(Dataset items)
--------------------

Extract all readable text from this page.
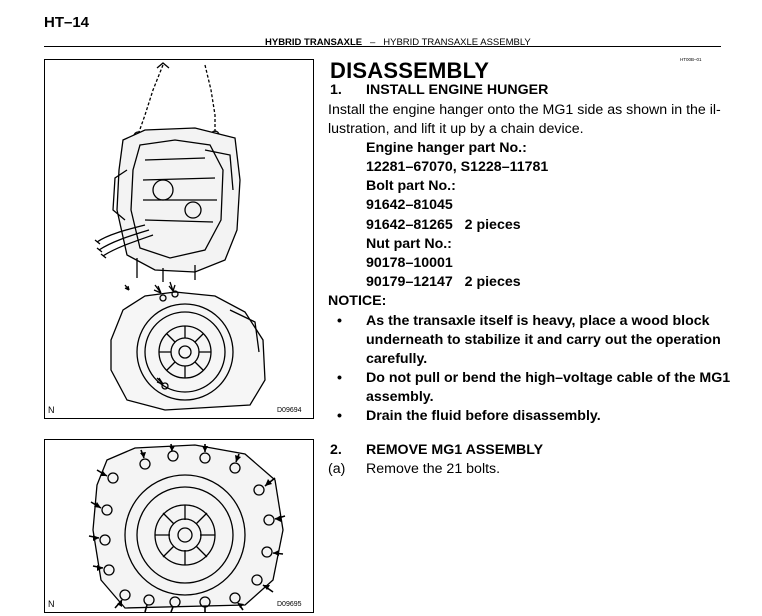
HT–14
HYBRID TRANSAXLE – HYBRID TRANSAXLE ASSEMBLY
HT00B–01
N	D09694
N	D09695
DISASSEMBLY
1. INSTALL ENGINE HUNGER
Install the engine hanger onto the MG1 side as shown in the il-
lustration, and lift it up by a chain device.
Engine hanger part No.:
12281–67070, S1228–11781
Bolt part No.:
91642–81045
91642–81265   2 pieces
Nut part No.:
90178–10001
90179–12147   2 pieces
NOTICE:
• As the transaxle itself is heavy, place a wood block
underneath to stabilize it and carry out the operation
carefully.
• Do not pull or bend the high–voltage cable of the MG1
assembly.
• Drain the fluid before disassembly.
2. REMOVE MG1 ASSEMBLY
(a) Remove the 21 bolts.
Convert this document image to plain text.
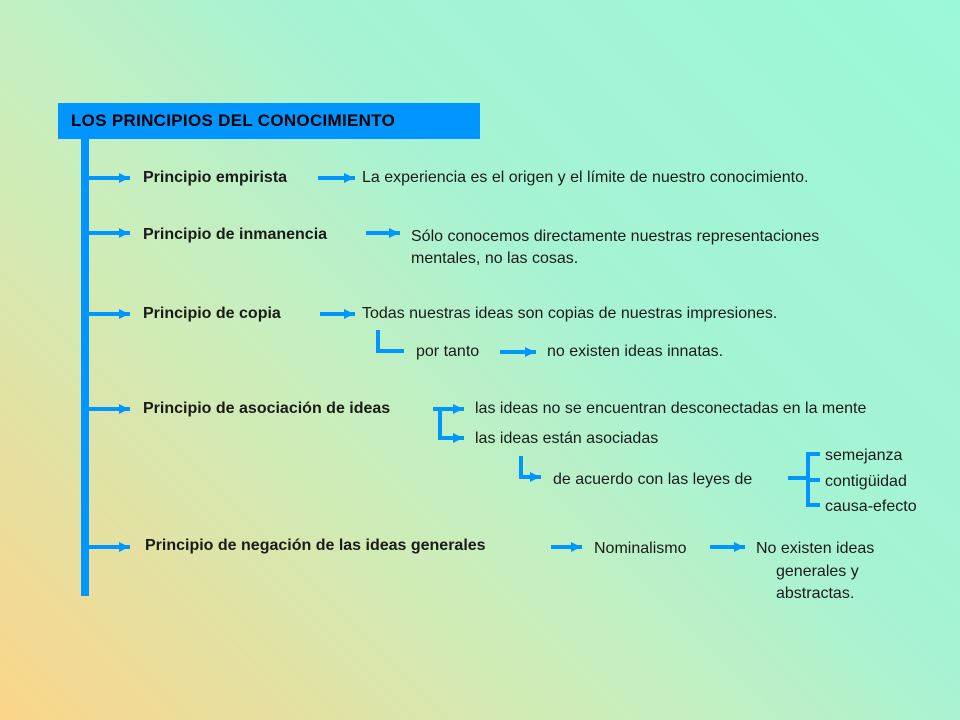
LOS PRINCIPIOS DEL CONOCIMIENTO
Principio empirista	La experiencia es el origen y el límite de nuestro conocimiento.
Principio de inmanencia	Sólo conocemos directamente nuestras representaciones
mentales, no las cosas.
Principio de copia	Todas nuestras ideas son copias de nuestras impresiones.
por tanto	no existen ideas innatas.
Principio de asociación de ideas	las ideas no se encuentran desconectadas en la mente
las ideas están asociadas
de acuerdo con las leyes de
semejanza
contigüidad
causa-efecto
Principio de negación de las ideas generales	Nominalismo	No existen ideas
generales y
abstractas.
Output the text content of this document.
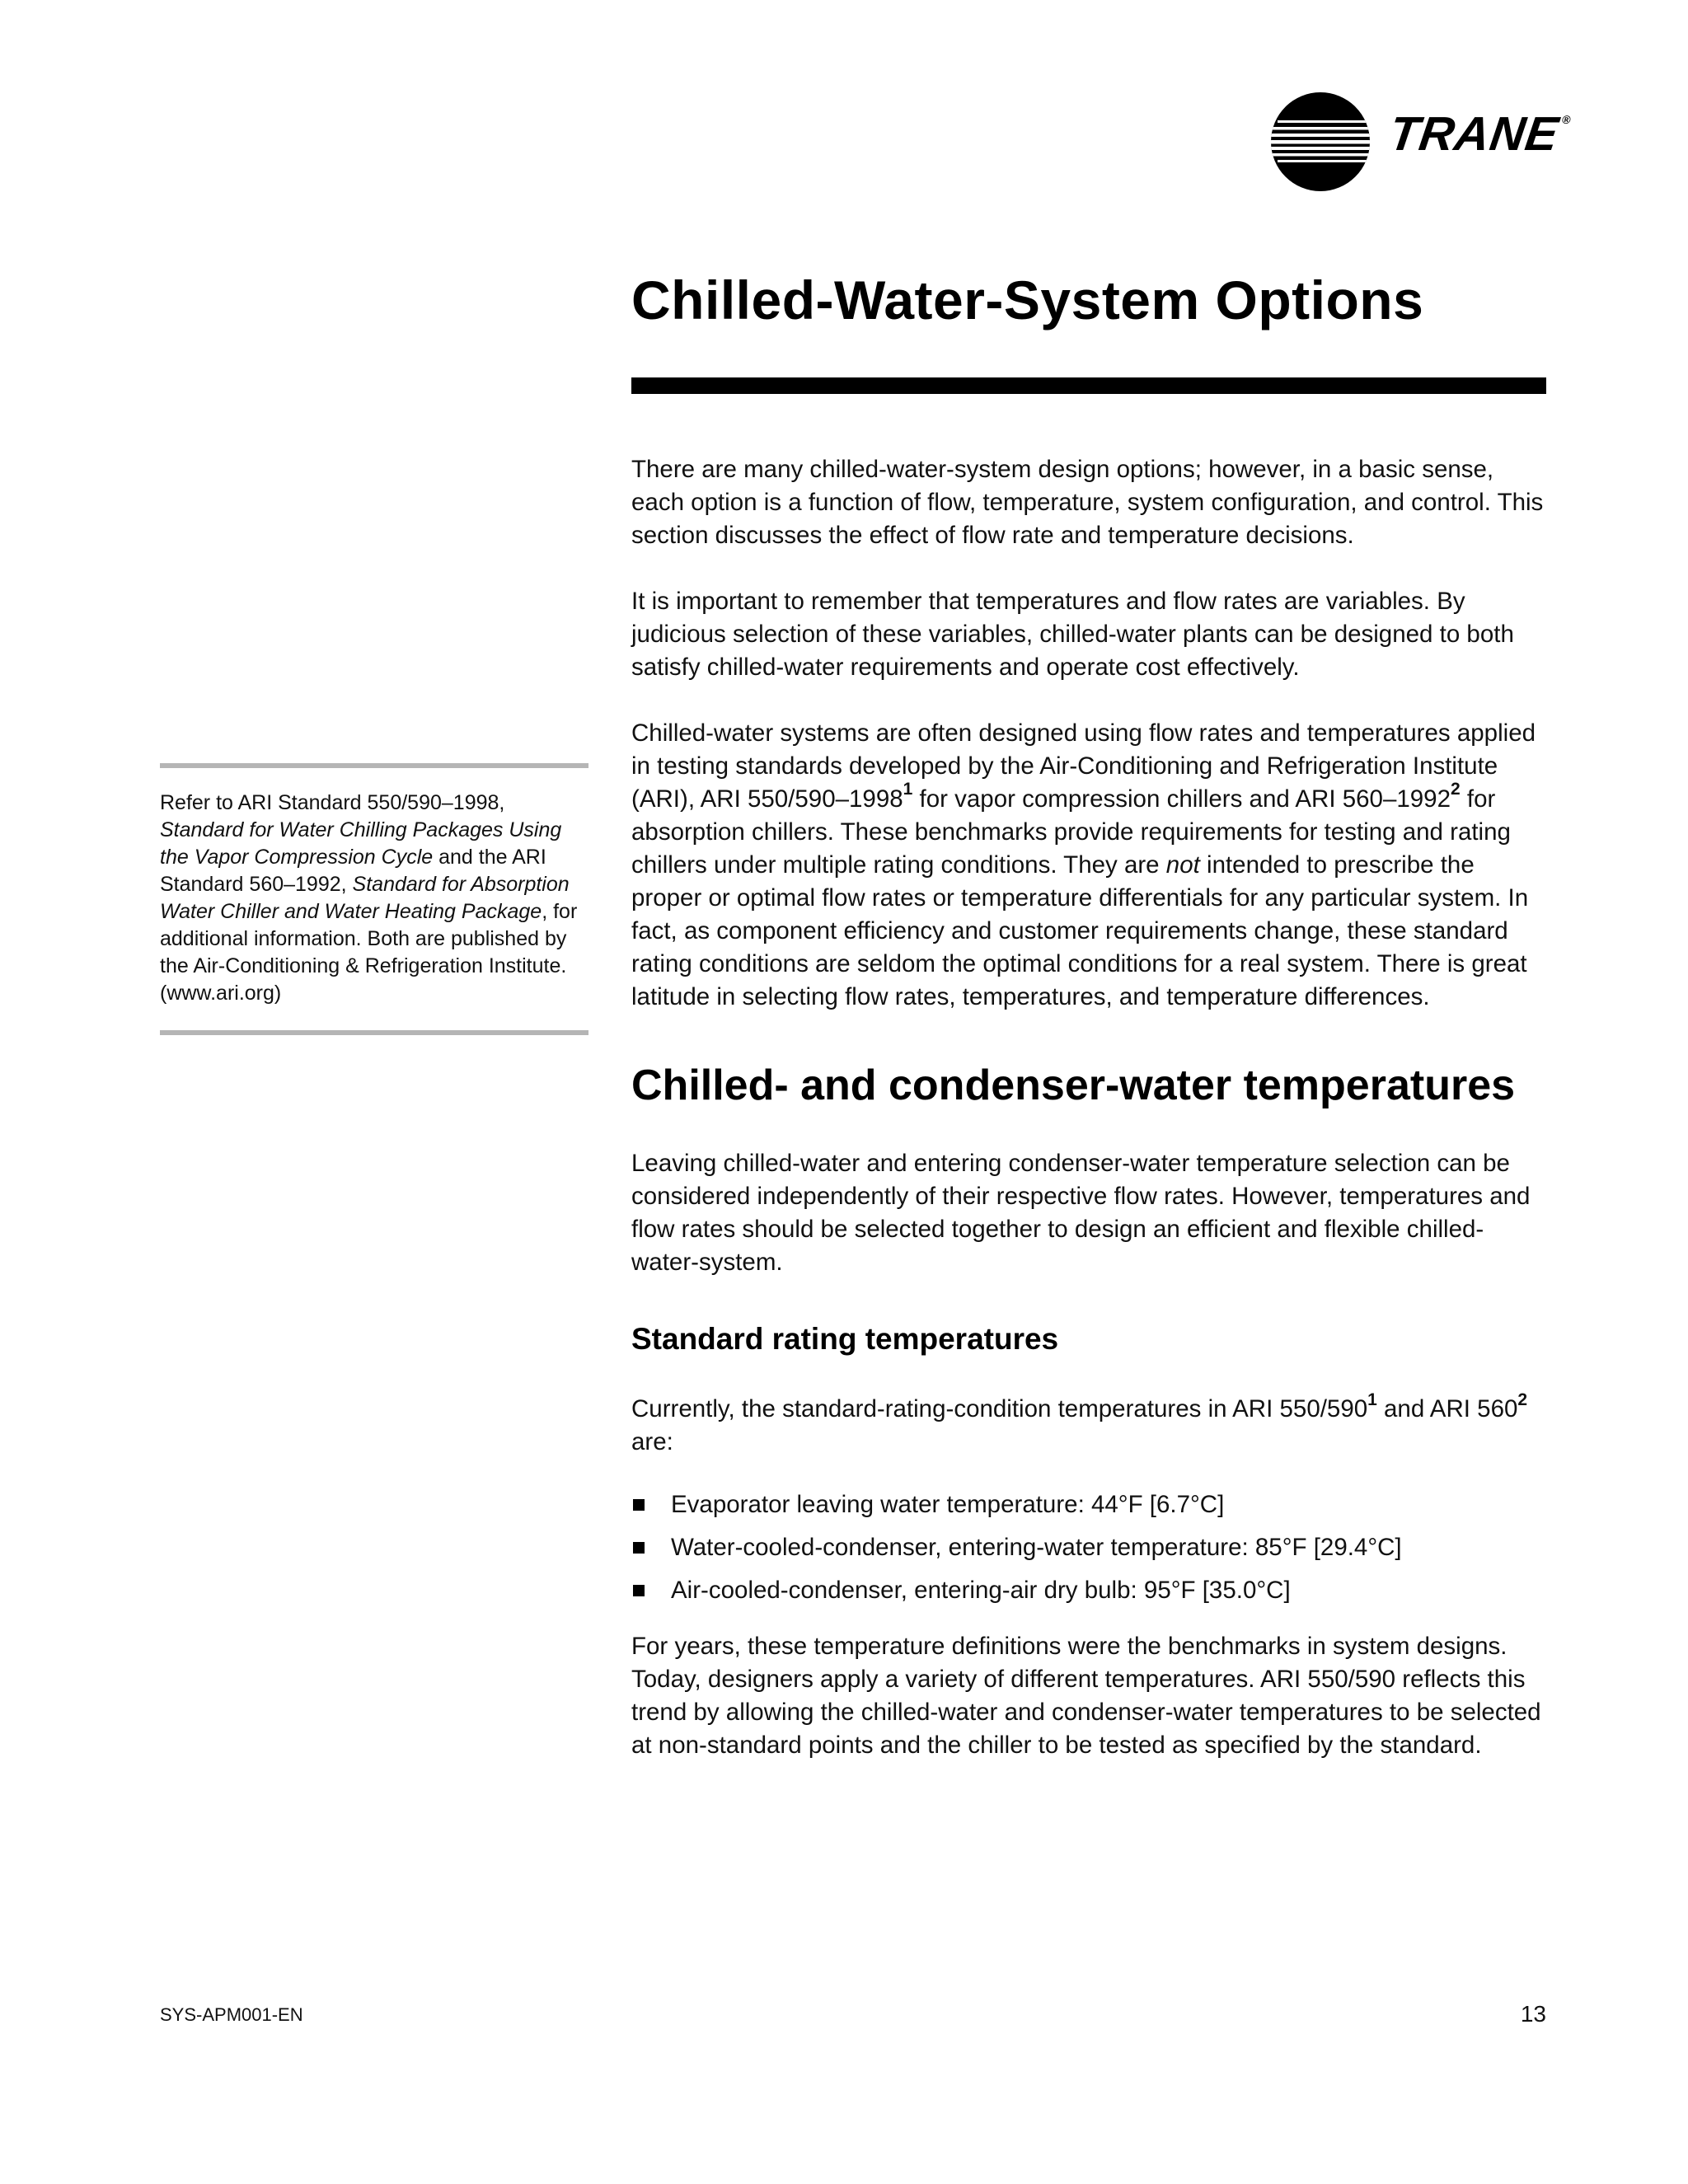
TRANE®
Chilled-Water-System Options

Refer to ARI Standard 550/590–1998, Standard for Water Chilling Packages Using the Vapor Compression Cycle and the ARI Standard 560–1992, Standard for Absorption Water Chiller and Water Heating Package, for additional information. Both are published by the Air-Conditioning & Refrigeration Institute. (www.ari.org)

There are many chilled-water-system design options; however, in a basic sense, each option is a function of flow, temperature, system configuration, and control. This section discusses the effect of flow rate and temperature decisions.

It is important to remember that temperatures and flow rates are variables. By judicious selection of these variables, chilled-water plants can be designed to both satisfy chilled-water requirements and operate cost effectively.

Chilled-water systems are often designed using flow rates and temperatures applied in testing standards developed by the Air-Conditioning and Refrigeration Institute (ARI), ARI 550/590–1998$^1$ for vapor compression chillers and ARI 560–1992$^2$ for absorption chillers. These benchmarks provide requirements for testing and rating chillers under multiple rating conditions. They are not intended to prescribe the proper or optimal flow rates or temperature differentials for any particular system. In fact, as component efficiency and customer requirements change, these standard rating conditions are seldom the optimal conditions for a real system. There is great latitude in selecting flow rates, temperatures, and temperature differences.

Chilled- and condenser-water temperatures

Leaving chilled-water and entering condenser-water temperature selection can be considered independently of their respective flow rates. However, temperatures and flow rates should be selected together to design an efficient and flexible chilled-water-system.

Standard rating temperatures

Currently, the standard-rating-condition temperatures in ARI 550/590$^1$ and ARI 560$^2$ are:

Evaporator leaving water temperature: 44°F [6.7°C]
Water-cooled-condenser, entering-water temperature: 85°F [29.4°C]
Air-cooled-condenser, entering-air dry bulb: 95°F [35.0°C]

For years, these temperature definitions were the benchmarks in system designs. Today, designers apply a variety of different temperatures. ARI 550/590 reflects this trend by allowing the chilled-water and condenser-water temperatures to be selected at non-standard points and the chiller to be tested as specified by the standard.

SYS-APM001-EN	13
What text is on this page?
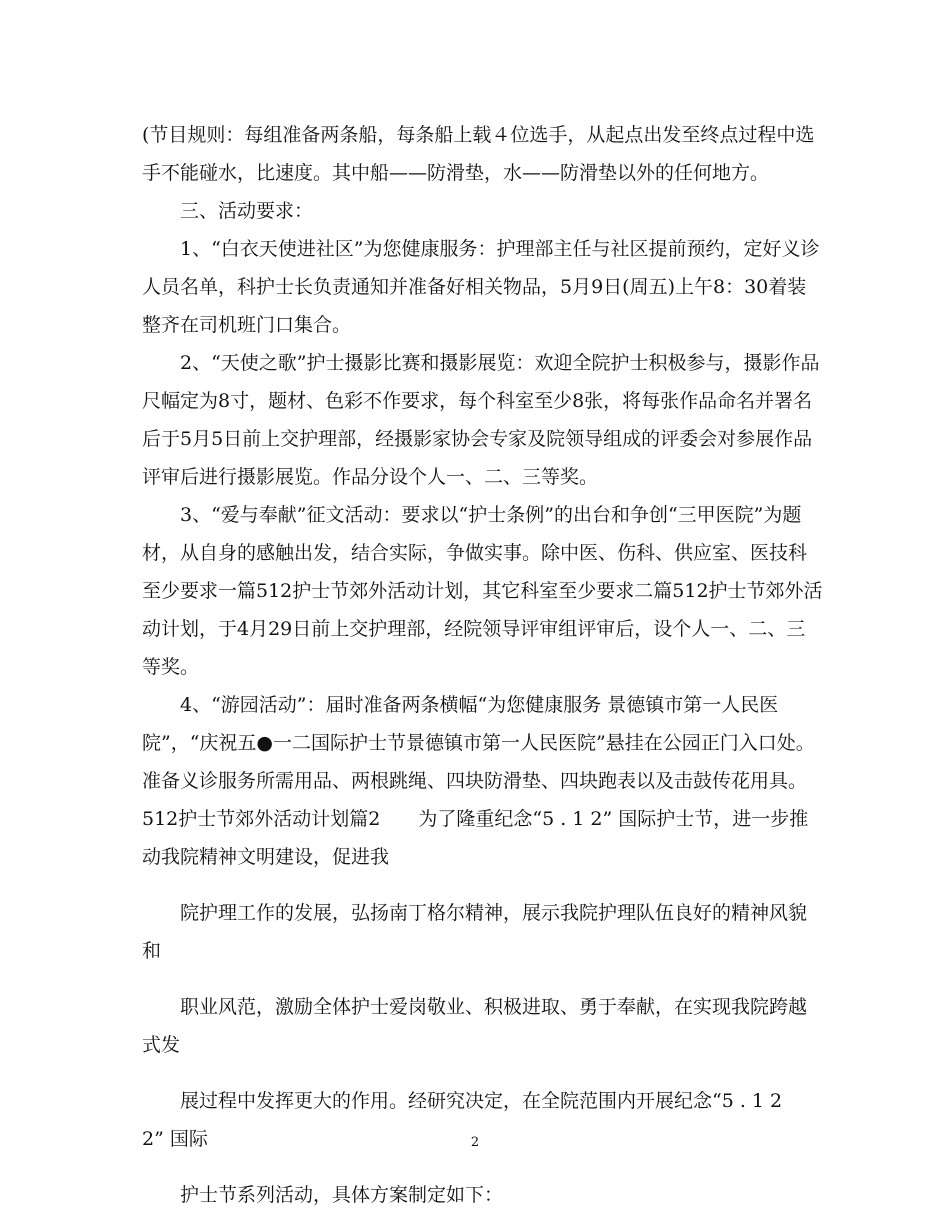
(节目规则：每组准备两条船，每条船上载４位选手，从起点出发至终点过程中选
手不能碰水，比速度。其中船——防滑垫，水——防滑垫以外的任何地方。
三、活动要求：
1、“白衣天使进社区”为您健康服务：护理部主任与社区提前预约，定好义诊
人员名单，科护士长负责通知并准备好相关物品，5月9日(周五)上午8：30着装
整齐在司机班门口集合。
2、“天使之歌”护士摄影比赛和摄影展览：欢迎全院护士积极参与，摄影作品
尺幅定为8寸，题材、色彩不作要求，每个科室至少8张，将每张作品命名并署名
后于5月5日前上交护理部，经摄影家协会专家及院领导组成的评委会对参展作品
评审后进行摄影展览。作品分设个人一、二、三等奖。
3、“爱与奉献”征文活动：要求以“护士条例”的出台和争创“三甲医院”为题
材，从自身的感触出发，结合实际，争做实事。除中医、伤科、供应室、医技科
至少要求一篇512护士节郊外活动计划，其它科室至少要求二篇512护士节郊外活
动计划，于4月29日前上交护理部，经院领导评审组评审后，设个人一、二、三
等奖。
4、“游园活动”：届时准备两条横幅“为您健康服务 景德镇市第一人民医
院”，“庆祝五●一二国际护士节景德镇市第一人民医院”悬挂在公园正门入口处。
准备义诊服务所需用品、两根跳绳、四块防滑垫、四块跑表以及击鼓传花用具。
512护士节郊外活动计划篇2　　为了隆重纪念“5 . 1 2” 国际护士节，进一步推
动我院精神文明建设，促进我
院护理工作的发展，弘扬南丁格尔精神，展示我院护理队伍良好的精神风貌
和
职业风范，激励全体护士爱岗敬业、积极进取、勇于奉献，在实现我院跨越
式发
展过程中发挥更大的作用。经研究决定，在全院范围内开展纪念“5 . 1 2
2” 国际
护士节系列活动，具体方案制定如下：
2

--------------------

### Aim of the exercise
Starting at the line that contains "What text is on this page?", restate each line verbatim through the final line of the listing, skipping all pictures.

### Expected answer
What text is on this page?
(节目规则：每组准备两条船，每条船上载４位选手，从起点出发至终点过程中选
手不能碰水，比速度。其中船——防滑垫，水——防滑垫以外的任何地方。
三、活动要求：
1、“白衣天使进社区”为您健康服务：护理部主任与社区提前预约，定好义诊
人员名单，科护士长负责通知并准备好相关物品，5月9日(周五)上午8：30着装
整齐在司机班门口集合。
2、“天使之歌”护士摄影比赛和摄影展览：欢迎全院护士积极参与，摄影作品
尺幅定为8寸，题材、色彩不作要求，每个科室至少8张，将每张作品命名并署名
后于5月5日前上交护理部，经摄影家协会专家及院领导组成的评委会对参展作品
评审后进行摄影展览。作品分设个人一、二、三等奖。
3、“爱与奉献”征文活动：要求以“护士条例”的出台和争创“三甲医院”为题
材，从自身的感触出发，结合实际，争做实事。除中医、伤科、供应室、医技科
至少要求一篇512护士节郊外活动计划，其它科室至少要求二篇512护士节郊外活
动计划，于4月29日前上交护理部，经院领导评审组评审后，设个人一、二、三
等奖。
4、“游园活动”：届时准备两条横幅“为您健康服务 景德镇市第一人民医
院”，“庆祝五●一二国际护士节景德镇市第一人民医院”悬挂在公园正门入口处。
准备义诊服务所需用品、两根跳绳、四块防滑垫、四块跑表以及击鼓传花用具。
512护士节郊外活动计划篇2　　为了隆重纪念“5 . 1 2” 国际护士节，进一步推
动我院精神文明建设，促进我
院护理工作的发展，弘扬南丁格尔精神，展示我院护理队伍良好的精神风貌
和
职业风范，激励全体护士爱岗敬业、积极进取、勇于奉献，在实现我院跨越
式发
展过程中发挥更大的作用。经研究决定，在全院范围内开展纪念“5 . 1 2
2” 国际
护士节系列活动，具体方案制定如下：
2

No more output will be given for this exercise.